> **Set task**: Return exactly the lines from the "Extract all the data from this chart as JSON." line through the last line of the entries below. Include no pictures.

(Dataset entries)
★ ★ ★

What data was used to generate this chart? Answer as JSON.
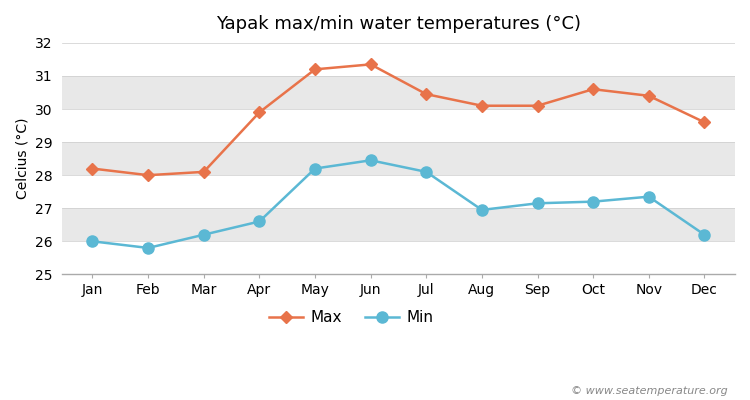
{
  "title": "Yapak max/min water temperatures (°C)",
  "ylabel": "Celcius (°C)",
  "watermark": "© www.seatemperature.org",
  "months": [
    "Jan",
    "Feb",
    "Mar",
    "Apr",
    "May",
    "Jun",
    "Jul",
    "Aug",
    "Sep",
    "Oct",
    "Nov",
    "Dec"
  ],
  "max_values": [
    28.2,
    28.0,
    28.1,
    29.9,
    31.2,
    31.35,
    30.45,
    30.1,
    30.1,
    30.6,
    30.4,
    29.6
  ],
  "min_values": [
    26.0,
    25.8,
    26.2,
    26.6,
    28.2,
    28.45,
    28.1,
    26.95,
    27.15,
    27.2,
    27.35,
    26.2
  ],
  "max_color": "#e8734a",
  "min_color": "#5bb8d4",
  "max_marker": "D",
  "min_marker": "o",
  "ylim": [
    25,
    32
  ],
  "yticks": [
    25,
    26,
    27,
    28,
    29,
    30,
    31,
    32
  ],
  "band_colors": [
    "#ffffff",
    "#e8e8e8"
  ],
  "fig_bg_color": "#ffffff",
  "plot_bg_color": "#ffffff",
  "legend_labels": [
    "Max",
    "Min"
  ],
  "marker_size": 6,
  "min_marker_size": 8,
  "linewidth": 1.8,
  "title_fontsize": 13,
  "label_fontsize": 10,
  "tick_fontsize": 10
}
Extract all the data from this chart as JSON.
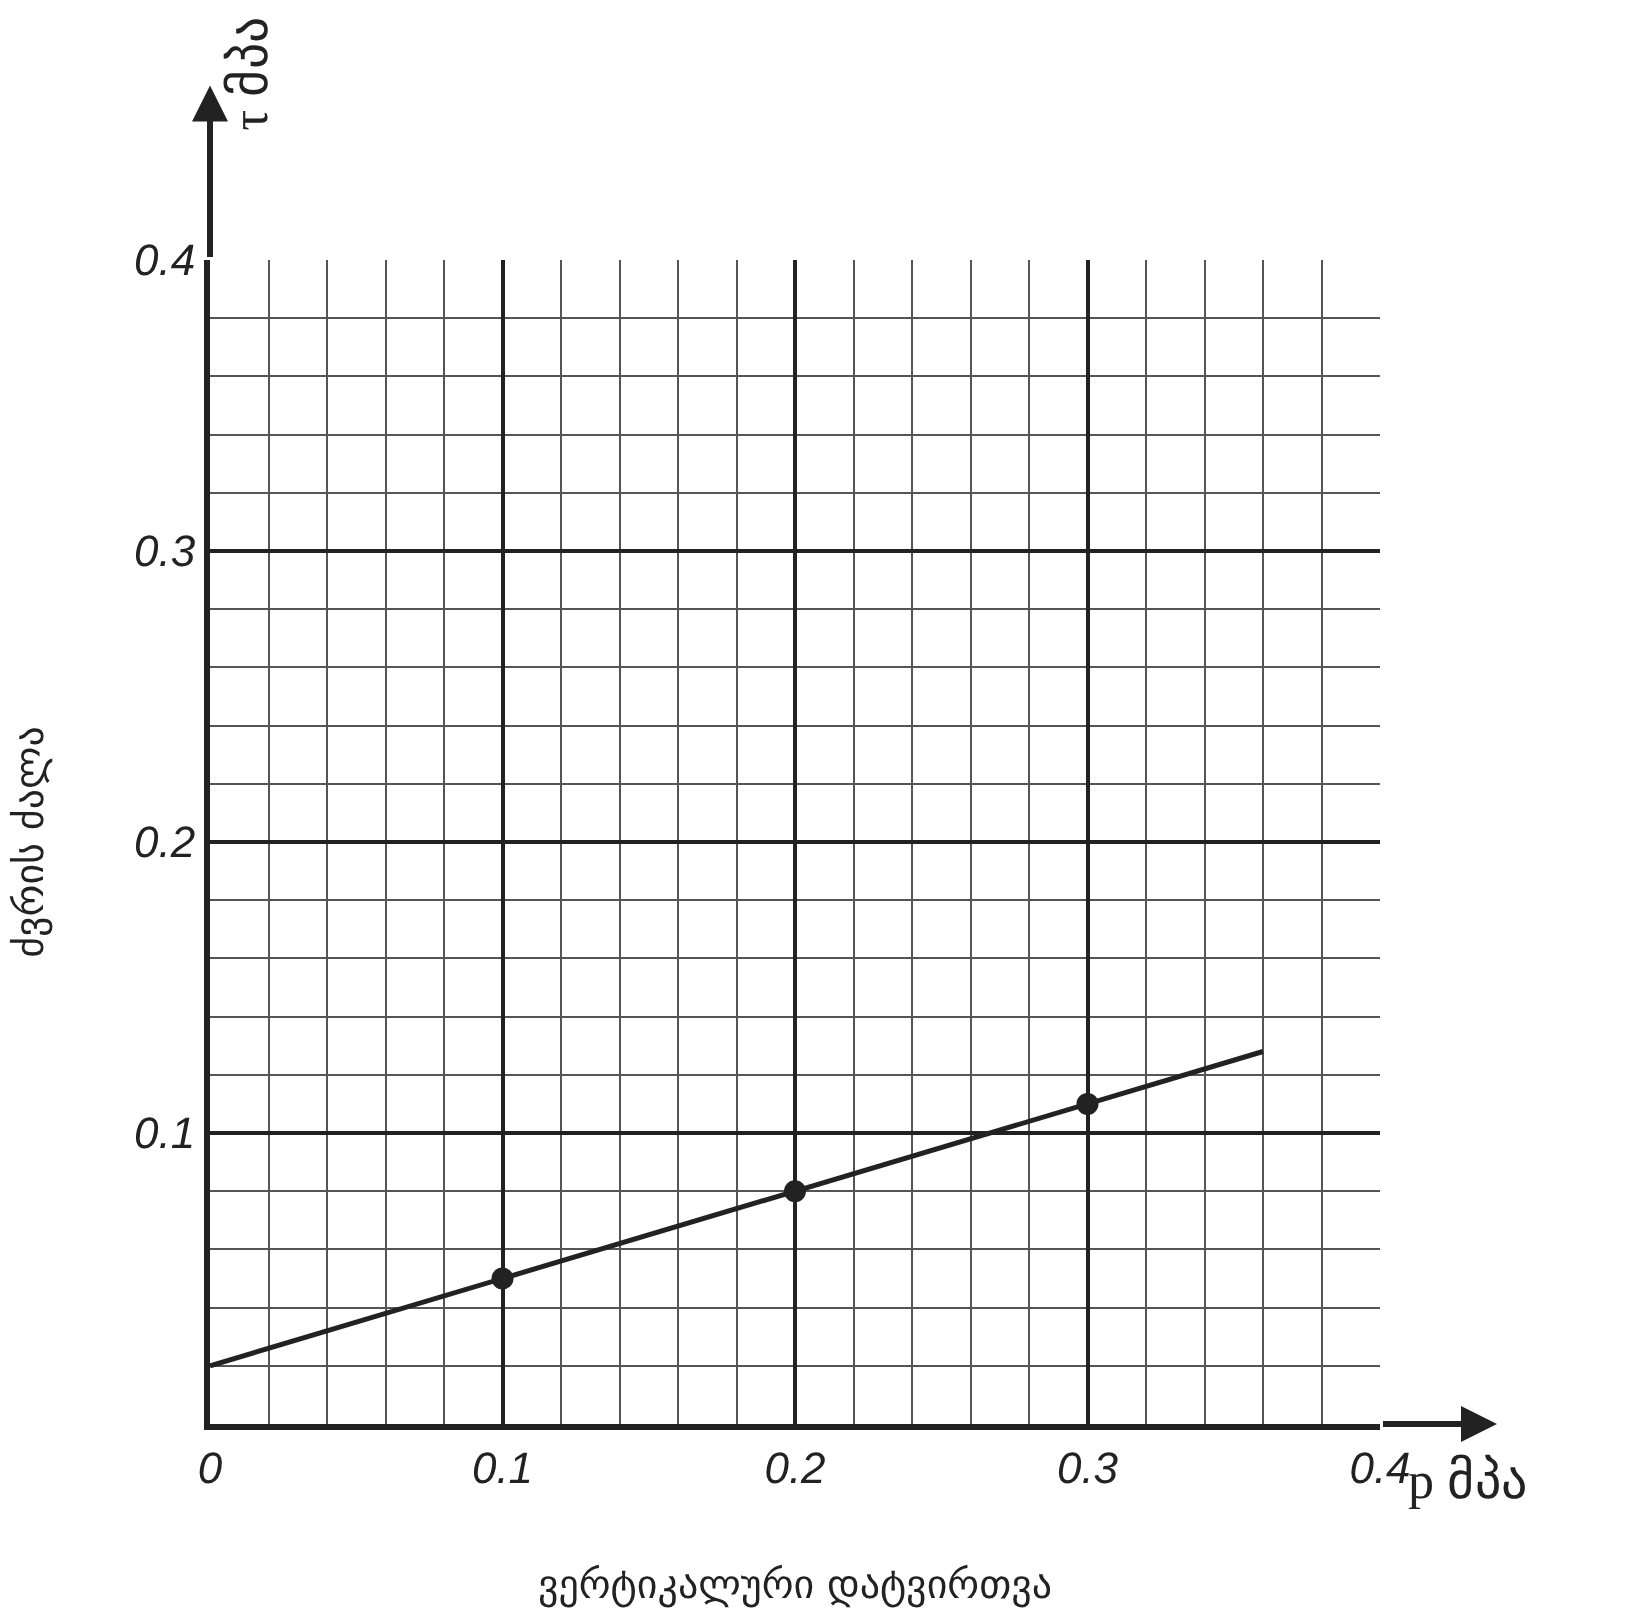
{
  "chart_data": {
    "type": "scatter",
    "xlabel": "ვერტიკალური დატვირთვა",
    "ylabel": "ძვრის ძალა",
    "annotations": [
      "p მპა",
      "τ მპა"
    ],
    "xlim": [
      0,
      0.4
    ],
    "ylim": [
      0,
      0.4
    ],
    "xticks": [
      0,
      0.1,
      0.2,
      0.3,
      0.4
    ],
    "yticks": [
      0.1,
      0.2,
      0.3,
      0.4
    ],
    "grid": true,
    "series": [
      {
        "type": "line",
        "color": "#222222",
        "x": [
          0,
          0.36
        ],
        "values": [
          0.02,
          0.128
        ],
        "marker": "none",
        "line_style": "solid"
      },
      {
        "color": "#222222",
        "x": [
          0.1,
          0.2,
          0.3
        ],
        "values": [
          0.05,
          0.08,
          0.11
        ],
        "marker": "circle"
      }
    ]
  }
}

★ ★ ★

> **Answer**:
Extract all the data from this chart as JSON.
{
  "chart_data": {
    "type": "scatter",
    "xlabel": "ვერტიკალური დატვირთვა",
    "ylabel": "ძვრის ძალა",
    "annotations": [
      "p მპა",
      "τ მპა"
    ],
    "xlim": [
      0,
      0.4
    ],
    "ylim": [
      0,
      0.4
    ],
    "xticks": [
      0,
      0.1,
      0.2,
      0.3,
      0.4
    ],
    "yticks": [
      0.1,
      0.2,
      0.3,
      0.4
    ],
    "grid": true,
    "series": [
      {
        "type": "line",
        "color": "#222222",
        "x": [
          0,
          0.36
        ],
        "values": [
          0.02,
          0.128
        ],
        "marker": "none",
        "line_style": "solid"
      },
      {
        "color": "#222222",
        "x": [
          0.1,
          0.2,
          0.3
        ],
        "values": [
          0.05,
          0.08,
          0.11
        ],
        "marker": "circle"
      }
    ]
  }
}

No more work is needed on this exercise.